### What this task involves
Copy out every line of the data below without changing anything.

### Records provided
_ _ _ _

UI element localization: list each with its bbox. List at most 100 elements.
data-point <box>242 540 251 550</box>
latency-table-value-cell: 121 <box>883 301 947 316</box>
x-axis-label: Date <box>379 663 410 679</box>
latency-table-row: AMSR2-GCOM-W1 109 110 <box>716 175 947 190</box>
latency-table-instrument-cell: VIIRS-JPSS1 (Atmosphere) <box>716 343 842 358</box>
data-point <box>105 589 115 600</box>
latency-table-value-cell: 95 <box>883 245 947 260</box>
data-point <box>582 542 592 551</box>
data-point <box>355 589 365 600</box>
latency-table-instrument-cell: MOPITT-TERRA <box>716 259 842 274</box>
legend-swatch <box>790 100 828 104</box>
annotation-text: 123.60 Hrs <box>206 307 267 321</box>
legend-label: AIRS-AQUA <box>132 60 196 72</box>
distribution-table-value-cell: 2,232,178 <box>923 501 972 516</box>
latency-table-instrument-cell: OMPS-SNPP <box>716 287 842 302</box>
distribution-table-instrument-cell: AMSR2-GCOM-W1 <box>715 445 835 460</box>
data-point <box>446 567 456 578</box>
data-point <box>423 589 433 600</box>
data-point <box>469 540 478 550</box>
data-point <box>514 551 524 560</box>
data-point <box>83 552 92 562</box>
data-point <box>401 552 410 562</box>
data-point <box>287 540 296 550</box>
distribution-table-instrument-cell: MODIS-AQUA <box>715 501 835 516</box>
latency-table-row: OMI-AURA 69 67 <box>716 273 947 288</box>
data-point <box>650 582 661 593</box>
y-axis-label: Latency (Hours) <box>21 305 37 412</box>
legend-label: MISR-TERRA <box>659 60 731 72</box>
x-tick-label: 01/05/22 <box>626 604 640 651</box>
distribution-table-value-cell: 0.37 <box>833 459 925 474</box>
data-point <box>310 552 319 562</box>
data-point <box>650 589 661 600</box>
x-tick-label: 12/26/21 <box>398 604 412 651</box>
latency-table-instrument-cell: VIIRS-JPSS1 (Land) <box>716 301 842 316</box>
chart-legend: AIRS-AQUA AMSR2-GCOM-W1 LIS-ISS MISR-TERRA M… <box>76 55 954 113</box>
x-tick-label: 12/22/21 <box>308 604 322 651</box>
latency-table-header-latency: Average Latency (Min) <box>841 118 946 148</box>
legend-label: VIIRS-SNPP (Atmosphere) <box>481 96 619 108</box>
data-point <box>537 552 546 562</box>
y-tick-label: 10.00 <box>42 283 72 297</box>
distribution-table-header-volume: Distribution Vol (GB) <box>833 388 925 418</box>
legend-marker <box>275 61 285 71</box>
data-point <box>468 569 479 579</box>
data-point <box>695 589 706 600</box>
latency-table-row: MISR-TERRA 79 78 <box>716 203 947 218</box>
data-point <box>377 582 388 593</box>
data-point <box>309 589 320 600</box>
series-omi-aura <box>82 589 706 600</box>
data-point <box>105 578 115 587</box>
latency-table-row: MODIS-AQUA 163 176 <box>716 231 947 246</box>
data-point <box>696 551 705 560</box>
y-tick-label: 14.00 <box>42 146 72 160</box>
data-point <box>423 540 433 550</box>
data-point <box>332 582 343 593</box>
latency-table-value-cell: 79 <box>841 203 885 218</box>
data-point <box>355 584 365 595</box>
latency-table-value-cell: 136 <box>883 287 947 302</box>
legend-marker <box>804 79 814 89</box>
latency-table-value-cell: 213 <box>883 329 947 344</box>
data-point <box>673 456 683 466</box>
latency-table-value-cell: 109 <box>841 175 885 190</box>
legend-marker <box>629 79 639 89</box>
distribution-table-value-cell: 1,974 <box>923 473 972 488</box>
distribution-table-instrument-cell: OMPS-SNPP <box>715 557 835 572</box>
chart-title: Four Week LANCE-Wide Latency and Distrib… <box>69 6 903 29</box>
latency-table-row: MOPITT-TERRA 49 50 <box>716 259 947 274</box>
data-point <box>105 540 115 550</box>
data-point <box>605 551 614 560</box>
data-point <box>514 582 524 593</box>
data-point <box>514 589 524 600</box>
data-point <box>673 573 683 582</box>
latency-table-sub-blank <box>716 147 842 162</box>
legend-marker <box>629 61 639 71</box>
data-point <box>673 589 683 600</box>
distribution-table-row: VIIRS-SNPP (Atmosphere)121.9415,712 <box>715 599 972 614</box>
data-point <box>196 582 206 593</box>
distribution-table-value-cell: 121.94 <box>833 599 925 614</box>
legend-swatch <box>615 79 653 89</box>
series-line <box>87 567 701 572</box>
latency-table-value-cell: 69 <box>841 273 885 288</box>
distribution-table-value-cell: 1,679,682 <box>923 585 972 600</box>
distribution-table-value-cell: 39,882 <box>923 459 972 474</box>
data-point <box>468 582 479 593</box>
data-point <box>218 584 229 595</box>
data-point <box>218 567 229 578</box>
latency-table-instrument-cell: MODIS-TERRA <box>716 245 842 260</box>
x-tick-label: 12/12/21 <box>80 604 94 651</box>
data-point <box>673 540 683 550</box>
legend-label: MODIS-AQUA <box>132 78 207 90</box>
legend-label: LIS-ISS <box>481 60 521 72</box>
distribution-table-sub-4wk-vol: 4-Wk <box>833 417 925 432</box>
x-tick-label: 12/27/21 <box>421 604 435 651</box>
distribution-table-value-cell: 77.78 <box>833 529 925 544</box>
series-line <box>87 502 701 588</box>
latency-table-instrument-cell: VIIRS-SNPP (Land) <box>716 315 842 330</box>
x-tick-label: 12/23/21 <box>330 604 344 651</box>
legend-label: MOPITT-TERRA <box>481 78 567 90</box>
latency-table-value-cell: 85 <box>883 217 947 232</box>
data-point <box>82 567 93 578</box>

_ _ _ _

### Written answer
UI element localization: list each with its bbox. List at most 100 elements.
data-point <box>242 540 251 550</box>
latency-table-value-cell: 121 <box>883 301 947 316</box>
x-axis-label: Date <box>379 663 410 679</box>
latency-table-row: AMSR2-GCOM-W1 109 110 <box>716 175 947 190</box>
latency-table-instrument-cell: VIIRS-JPSS1 (Atmosphere) <box>716 343 842 358</box>
data-point <box>105 589 115 600</box>
latency-table-value-cell: 95 <box>883 245 947 260</box>
data-point <box>582 542 592 551</box>
data-point <box>355 589 365 600</box>
latency-table-instrument-cell: MOPITT-TERRA <box>716 259 842 274</box>
legend-swatch <box>790 100 828 104</box>
annotation-text: 123.60 Hrs <box>206 307 267 321</box>
legend-label: AIRS-AQUA <box>132 60 196 72</box>
distribution-table-value-cell: 2,232,178 <box>923 501 972 516</box>
latency-table-instrument-cell: OMPS-SNPP <box>716 287 842 302</box>
distribution-table-instrument-cell: AMSR2-GCOM-W1 <box>715 445 835 460</box>
data-point <box>446 567 456 578</box>
data-point <box>423 589 433 600</box>
data-point <box>469 540 478 550</box>
data-point <box>514 551 524 560</box>
data-point <box>83 552 92 562</box>
data-point <box>401 552 410 562</box>
data-point <box>287 540 296 550</box>
distribution-table-instrument-cell: MODIS-AQUA <box>715 501 835 516</box>
latency-table-row: OMI-AURA 69 67 <box>716 273 947 288</box>
data-point <box>650 582 661 593</box>
y-axis-label: Latency (Hours) <box>21 305 37 412</box>
legend-label: MISR-TERRA <box>659 60 731 72</box>
x-tick-label: 01/05/22 <box>626 604 640 651</box>
distribution-table-value-cell: 0.37 <box>833 459 925 474</box>
data-point <box>310 552 319 562</box>
data-point <box>650 589 661 600</box>
x-tick-label: 12/26/21 <box>398 604 412 651</box>
latency-table-instrument-cell: VIIRS-JPSS1 (Land) <box>716 301 842 316</box>
chart-legend: AIRS-AQUA AMSR2-GCOM-W1 LIS-ISS MISR-TERRA M… <box>76 55 954 113</box>
x-tick-label: 12/22/21 <box>308 604 322 651</box>
latency-table-header-latency: Average Latency (Min) <box>841 118 946 148</box>
legend-label: VIIRS-SNPP (Atmosphere) <box>481 96 619 108</box>
data-point <box>537 552 546 562</box>
y-tick-label: 10.00 <box>42 283 72 297</box>
distribution-table-header-volume: Distribution Vol (GB) <box>833 388 925 418</box>
legend-marker <box>275 61 285 71</box>
data-point <box>468 569 479 579</box>
data-point <box>695 589 706 600</box>
latency-table-row: MISR-TERRA 79 78 <box>716 203 947 218</box>
data-point <box>377 582 388 593</box>
data-point <box>309 589 320 600</box>
series-omi-aura <box>82 589 706 600</box>
data-point <box>105 578 115 587</box>
latency-table-row: MODIS-AQUA 163 176 <box>716 231 947 246</box>
data-point <box>696 551 705 560</box>
y-tick-label: 14.00 <box>42 146 72 160</box>
data-point <box>423 540 433 550</box>
data-point <box>332 582 343 593</box>
latency-table-value-cell: 79 <box>841 203 885 218</box>
data-point <box>355 584 365 595</box>
latency-table-value-cell: 136 <box>883 287 947 302</box>
legend-marker <box>804 79 814 89</box>
latency-table-value-cell: 213 <box>883 329 947 344</box>
data-point <box>673 456 683 466</box>
latency-table-value-cell: 109 <box>841 175 885 190</box>
legend-marker <box>629 79 639 89</box>
distribution-table-value-cell: 1,974 <box>923 473 972 488</box>
distribution-table-instrument-cell: OMPS-SNPP <box>715 557 835 572</box>
chart-title: Four Week LANCE-Wide Latency and Distrib… <box>69 6 903 29</box>
latency-table-row: MOPITT-TERRA 49 50 <box>716 259 947 274</box>
data-point <box>105 540 115 550</box>
data-point <box>605 551 614 560</box>
data-point <box>514 582 524 593</box>
data-point <box>514 589 524 600</box>
data-point <box>673 573 683 582</box>
latency-table-sub-blank <box>716 147 842 162</box>
legend-marker <box>629 61 639 71</box>
data-point <box>673 589 683 600</box>
distribution-table-row: VIIRS-SNPP (Atmosphere)121.9415,712 <box>715 599 972 614</box>
data-point <box>196 582 206 593</box>
distribution-table-value-cell: 121.94 <box>833 599 925 614</box>
legend-swatch <box>615 79 653 89</box>
series-line <box>87 567 701 572</box>
latency-table-value-cell: 69 <box>841 273 885 288</box>
distribution-table-value-cell: 1,679,682 <box>923 585 972 600</box>
distribution-table-value-cell: 39,882 <box>923 459 972 474</box>
data-point <box>468 582 479 593</box>
data-point <box>218 584 229 595</box>
data-point <box>218 567 229 578</box>
latency-table-instrument-cell: MODIS-TERRA <box>716 245 842 260</box>
x-tick-label: 12/12/21 <box>80 604 94 651</box>
data-point <box>673 540 683 550</box>
legend-label: MODIS-AQUA <box>132 78 207 90</box>
legend-label: LIS-ISS <box>481 60 521 72</box>
distribution-table-sub-4wk-vol: 4-Wk <box>833 417 925 432</box>
x-tick-label: 12/27/21 <box>421 604 435 651</box>
distribution-table-value-cell: 77.78 <box>833 529 925 544</box>
series-line <box>87 502 701 588</box>
latency-table-instrument-cell: VIIRS-SNPP (Land) <box>716 315 842 330</box>
x-tick-label: 12/23/21 <box>330 604 344 651</box>
legend-label: MOPITT-TERRA <box>481 78 567 90</box>
latency-table-value-cell: 85 <box>883 217 947 232</box>
data-point <box>82 567 93 578</box>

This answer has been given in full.